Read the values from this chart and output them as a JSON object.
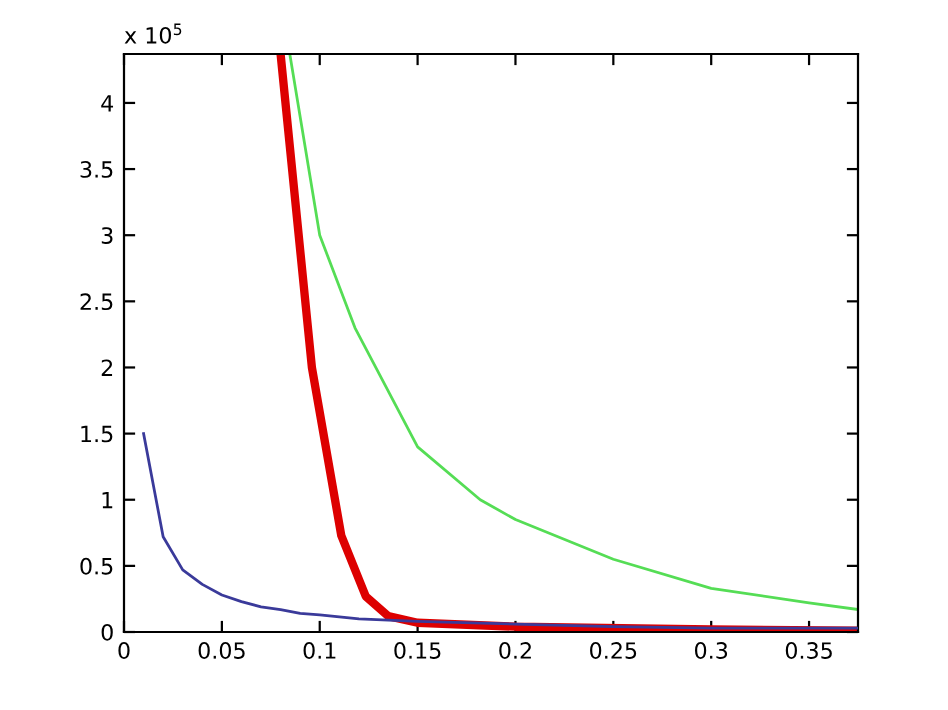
{
  "chart_data": {
    "type": "line",
    "annotations": [
      "x 10$^{5}$"
    ],
    "xlim": [
      0,
      0.375
    ],
    "ylim": [
      0,
      4.37
    ],
    "xticks": [
      0,
      0.05,
      0.1,
      0.15,
      0.2,
      0.25,
      0.3,
      0.35
    ],
    "yticks": [
      0,
      0.5,
      1,
      1.5,
      2,
      2.5,
      3,
      3.5,
      4
    ],
    "grid": false,
    "marker": "none",
    "line_style": "solid",
    "series": [
      {
        "color": "#3a3a9a",
        "x": [
          0.01,
          0.02,
          0.03,
          0.04,
          0.05,
          0.06,
          0.07,
          0.08,
          0.09,
          0.1,
          0.12,
          0.15,
          0.2,
          0.25,
          0.3,
          0.375
        ],
        "values": [
          1.5,
          0.72,
          0.47,
          0.36,
          0.28,
          0.23,
          0.19,
          0.17,
          0.14,
          0.13,
          0.1,
          0.08,
          0.06,
          0.04,
          0.03,
          0.03
        ]
      },
      {
        "color": "#dd0000",
        "x": [
          0.08,
          0.096,
          0.111,
          0.1235,
          0.135,
          0.15,
          0.2,
          0.3,
          0.375
        ],
        "values": [
          4.37,
          2.0,
          0.73,
          0.27,
          0.12,
          0.07,
          0.04,
          0.02,
          0.01
        ]
      },
      {
        "color": "#55dd55",
        "x": [
          0.0847,
          0.1,
          0.118,
          0.15,
          0.182,
          0.2,
          0.25,
          0.3,
          0.35,
          0.375
        ],
        "values": [
          4.37,
          3.0,
          2.3,
          1.4,
          1.0,
          0.85,
          0.55,
          0.33,
          0.22,
          0.17
        ]
      }
    ]
  }
}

The task: Show the lines of the material that contain the word "color".

Complete response:
        "color": "#3a3a9a",
        "color": "#dd0000",
        "color": "#55dd55",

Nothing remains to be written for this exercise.